STORED DATA:
+--

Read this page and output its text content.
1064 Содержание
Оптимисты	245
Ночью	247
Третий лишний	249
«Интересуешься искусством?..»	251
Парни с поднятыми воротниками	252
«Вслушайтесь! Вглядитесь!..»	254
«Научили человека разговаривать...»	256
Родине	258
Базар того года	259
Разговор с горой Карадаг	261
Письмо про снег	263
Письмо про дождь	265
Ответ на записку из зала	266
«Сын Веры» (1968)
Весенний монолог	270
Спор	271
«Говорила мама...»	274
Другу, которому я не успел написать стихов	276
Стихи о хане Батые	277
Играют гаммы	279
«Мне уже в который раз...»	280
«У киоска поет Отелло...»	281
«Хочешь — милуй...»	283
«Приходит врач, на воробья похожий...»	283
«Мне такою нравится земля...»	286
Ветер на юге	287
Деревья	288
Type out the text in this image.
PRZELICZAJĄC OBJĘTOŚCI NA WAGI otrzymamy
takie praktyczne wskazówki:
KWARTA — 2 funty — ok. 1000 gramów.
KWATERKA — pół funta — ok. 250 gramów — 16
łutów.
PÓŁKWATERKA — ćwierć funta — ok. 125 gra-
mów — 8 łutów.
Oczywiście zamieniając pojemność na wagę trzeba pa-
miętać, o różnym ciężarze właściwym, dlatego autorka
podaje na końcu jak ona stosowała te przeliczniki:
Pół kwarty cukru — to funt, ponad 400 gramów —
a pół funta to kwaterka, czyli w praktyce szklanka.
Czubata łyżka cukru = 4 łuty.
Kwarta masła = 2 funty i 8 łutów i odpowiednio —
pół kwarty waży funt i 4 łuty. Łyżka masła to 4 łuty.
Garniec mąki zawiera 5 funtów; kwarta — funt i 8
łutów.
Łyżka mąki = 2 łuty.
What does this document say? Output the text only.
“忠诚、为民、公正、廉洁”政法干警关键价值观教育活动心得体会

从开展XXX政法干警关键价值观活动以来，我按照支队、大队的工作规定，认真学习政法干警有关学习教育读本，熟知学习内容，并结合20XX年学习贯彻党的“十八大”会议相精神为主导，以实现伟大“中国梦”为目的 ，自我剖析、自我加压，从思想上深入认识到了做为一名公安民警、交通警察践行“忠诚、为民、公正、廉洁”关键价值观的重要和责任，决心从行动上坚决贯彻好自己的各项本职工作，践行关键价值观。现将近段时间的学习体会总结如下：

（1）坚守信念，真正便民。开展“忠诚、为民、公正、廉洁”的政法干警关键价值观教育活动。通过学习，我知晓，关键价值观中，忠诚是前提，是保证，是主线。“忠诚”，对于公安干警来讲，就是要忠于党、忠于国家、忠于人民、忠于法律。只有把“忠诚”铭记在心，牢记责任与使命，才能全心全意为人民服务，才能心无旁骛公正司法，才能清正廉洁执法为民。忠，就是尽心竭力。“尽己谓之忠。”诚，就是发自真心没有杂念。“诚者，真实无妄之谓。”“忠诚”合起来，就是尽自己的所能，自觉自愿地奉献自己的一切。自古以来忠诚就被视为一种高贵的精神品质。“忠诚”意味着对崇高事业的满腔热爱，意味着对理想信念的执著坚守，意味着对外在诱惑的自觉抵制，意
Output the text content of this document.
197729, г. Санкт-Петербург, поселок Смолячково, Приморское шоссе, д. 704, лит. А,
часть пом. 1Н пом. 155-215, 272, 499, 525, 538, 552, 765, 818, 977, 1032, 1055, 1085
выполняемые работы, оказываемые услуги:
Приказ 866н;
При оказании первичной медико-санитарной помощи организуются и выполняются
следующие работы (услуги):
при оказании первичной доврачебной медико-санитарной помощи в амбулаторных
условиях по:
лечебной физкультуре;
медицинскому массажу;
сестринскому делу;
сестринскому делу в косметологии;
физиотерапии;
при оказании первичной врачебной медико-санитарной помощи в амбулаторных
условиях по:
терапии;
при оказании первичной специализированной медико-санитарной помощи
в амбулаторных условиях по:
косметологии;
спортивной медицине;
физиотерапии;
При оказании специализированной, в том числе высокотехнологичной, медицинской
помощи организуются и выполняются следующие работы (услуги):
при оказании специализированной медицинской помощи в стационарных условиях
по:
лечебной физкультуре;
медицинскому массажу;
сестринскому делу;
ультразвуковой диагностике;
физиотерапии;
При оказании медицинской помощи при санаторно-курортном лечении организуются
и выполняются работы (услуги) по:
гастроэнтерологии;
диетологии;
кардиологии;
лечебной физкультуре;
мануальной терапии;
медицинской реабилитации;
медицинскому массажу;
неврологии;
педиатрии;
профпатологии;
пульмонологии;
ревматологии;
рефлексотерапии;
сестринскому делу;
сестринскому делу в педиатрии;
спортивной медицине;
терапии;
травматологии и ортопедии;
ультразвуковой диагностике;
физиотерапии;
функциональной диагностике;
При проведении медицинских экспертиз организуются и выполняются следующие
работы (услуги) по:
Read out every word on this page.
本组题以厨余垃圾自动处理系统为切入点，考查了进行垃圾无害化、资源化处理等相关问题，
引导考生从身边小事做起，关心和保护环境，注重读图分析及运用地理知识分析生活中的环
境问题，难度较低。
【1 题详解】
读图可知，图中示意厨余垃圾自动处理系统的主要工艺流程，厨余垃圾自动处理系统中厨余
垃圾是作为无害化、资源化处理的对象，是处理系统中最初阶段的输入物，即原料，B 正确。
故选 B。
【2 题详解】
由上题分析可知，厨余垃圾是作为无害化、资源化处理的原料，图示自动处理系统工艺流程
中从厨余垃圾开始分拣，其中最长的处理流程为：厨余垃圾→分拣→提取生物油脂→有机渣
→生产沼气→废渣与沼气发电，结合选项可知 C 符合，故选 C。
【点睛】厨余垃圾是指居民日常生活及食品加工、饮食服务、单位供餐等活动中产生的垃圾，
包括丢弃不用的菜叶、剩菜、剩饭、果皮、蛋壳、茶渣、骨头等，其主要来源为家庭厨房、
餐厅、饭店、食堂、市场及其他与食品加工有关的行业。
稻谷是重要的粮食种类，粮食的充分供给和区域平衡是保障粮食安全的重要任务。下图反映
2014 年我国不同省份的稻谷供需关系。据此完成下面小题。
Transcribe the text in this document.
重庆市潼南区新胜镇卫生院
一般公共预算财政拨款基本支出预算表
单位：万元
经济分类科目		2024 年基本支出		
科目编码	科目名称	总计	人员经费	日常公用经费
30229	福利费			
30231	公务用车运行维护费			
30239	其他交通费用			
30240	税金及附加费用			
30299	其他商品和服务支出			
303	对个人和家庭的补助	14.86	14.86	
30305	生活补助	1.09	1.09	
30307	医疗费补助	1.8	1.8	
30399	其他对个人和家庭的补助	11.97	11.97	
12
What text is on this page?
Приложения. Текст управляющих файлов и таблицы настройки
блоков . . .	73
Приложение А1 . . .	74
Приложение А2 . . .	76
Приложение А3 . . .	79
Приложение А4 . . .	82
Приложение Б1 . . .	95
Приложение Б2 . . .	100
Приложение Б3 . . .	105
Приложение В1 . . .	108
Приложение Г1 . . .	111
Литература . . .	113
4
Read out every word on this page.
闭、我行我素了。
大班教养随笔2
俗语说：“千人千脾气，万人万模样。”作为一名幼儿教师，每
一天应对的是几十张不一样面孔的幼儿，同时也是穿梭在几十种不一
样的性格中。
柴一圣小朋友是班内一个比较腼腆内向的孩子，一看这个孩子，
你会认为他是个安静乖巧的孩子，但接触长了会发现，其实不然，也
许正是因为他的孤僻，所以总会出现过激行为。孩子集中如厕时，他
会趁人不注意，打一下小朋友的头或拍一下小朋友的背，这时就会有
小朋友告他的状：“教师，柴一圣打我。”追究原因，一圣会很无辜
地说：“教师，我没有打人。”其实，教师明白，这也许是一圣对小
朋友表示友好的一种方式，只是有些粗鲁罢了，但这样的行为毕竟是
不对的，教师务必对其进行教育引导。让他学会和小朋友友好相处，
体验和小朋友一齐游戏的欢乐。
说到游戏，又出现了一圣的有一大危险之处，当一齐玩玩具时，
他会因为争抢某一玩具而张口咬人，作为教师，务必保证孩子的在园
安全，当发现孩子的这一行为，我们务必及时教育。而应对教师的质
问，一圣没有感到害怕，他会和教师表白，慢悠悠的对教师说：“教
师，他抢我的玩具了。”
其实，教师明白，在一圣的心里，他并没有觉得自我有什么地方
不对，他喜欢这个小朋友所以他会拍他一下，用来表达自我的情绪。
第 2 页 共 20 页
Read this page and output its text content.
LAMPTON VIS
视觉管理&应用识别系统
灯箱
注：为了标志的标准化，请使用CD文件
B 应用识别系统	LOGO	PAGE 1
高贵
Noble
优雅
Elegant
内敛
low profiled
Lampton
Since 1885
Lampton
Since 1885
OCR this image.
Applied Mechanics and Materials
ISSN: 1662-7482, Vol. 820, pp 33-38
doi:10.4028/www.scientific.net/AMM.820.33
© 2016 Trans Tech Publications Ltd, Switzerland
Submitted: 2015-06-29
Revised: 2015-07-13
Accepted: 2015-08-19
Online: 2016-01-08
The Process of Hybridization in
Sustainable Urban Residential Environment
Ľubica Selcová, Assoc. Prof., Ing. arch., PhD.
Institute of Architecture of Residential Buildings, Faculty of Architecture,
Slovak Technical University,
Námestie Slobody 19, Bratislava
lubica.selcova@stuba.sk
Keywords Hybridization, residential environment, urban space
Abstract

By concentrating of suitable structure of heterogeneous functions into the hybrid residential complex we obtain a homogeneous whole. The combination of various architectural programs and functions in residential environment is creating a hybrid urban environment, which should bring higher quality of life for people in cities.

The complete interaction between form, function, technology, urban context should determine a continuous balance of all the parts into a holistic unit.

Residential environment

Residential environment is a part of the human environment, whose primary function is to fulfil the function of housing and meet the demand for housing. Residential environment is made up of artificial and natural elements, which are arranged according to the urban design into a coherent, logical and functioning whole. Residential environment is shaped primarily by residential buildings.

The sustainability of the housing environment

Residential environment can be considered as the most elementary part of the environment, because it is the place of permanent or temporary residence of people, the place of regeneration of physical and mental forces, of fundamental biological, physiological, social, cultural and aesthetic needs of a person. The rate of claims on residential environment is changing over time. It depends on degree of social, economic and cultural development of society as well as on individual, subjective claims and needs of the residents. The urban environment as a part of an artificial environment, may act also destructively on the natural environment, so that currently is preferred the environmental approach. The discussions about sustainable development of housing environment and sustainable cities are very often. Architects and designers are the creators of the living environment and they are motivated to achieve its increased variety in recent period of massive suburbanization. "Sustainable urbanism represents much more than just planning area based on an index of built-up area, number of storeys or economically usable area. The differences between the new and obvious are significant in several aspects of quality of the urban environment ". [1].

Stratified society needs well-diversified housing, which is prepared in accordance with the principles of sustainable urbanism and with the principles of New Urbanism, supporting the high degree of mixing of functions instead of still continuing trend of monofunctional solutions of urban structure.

+--

TASK INSTRUCTIONS: Go over the data above and copy every line that has the word "организуются" in it.

EXERCISE RESULT:
При оказании первичной медико-санитарной помощи организуются и выполняются
помощи организуются и выполняются следующие работы (услуги):
При оказании медицинской помощи при санаторно-курортном лечении организуются
При проведении медицинских экспертиз организуются и выполняются следующие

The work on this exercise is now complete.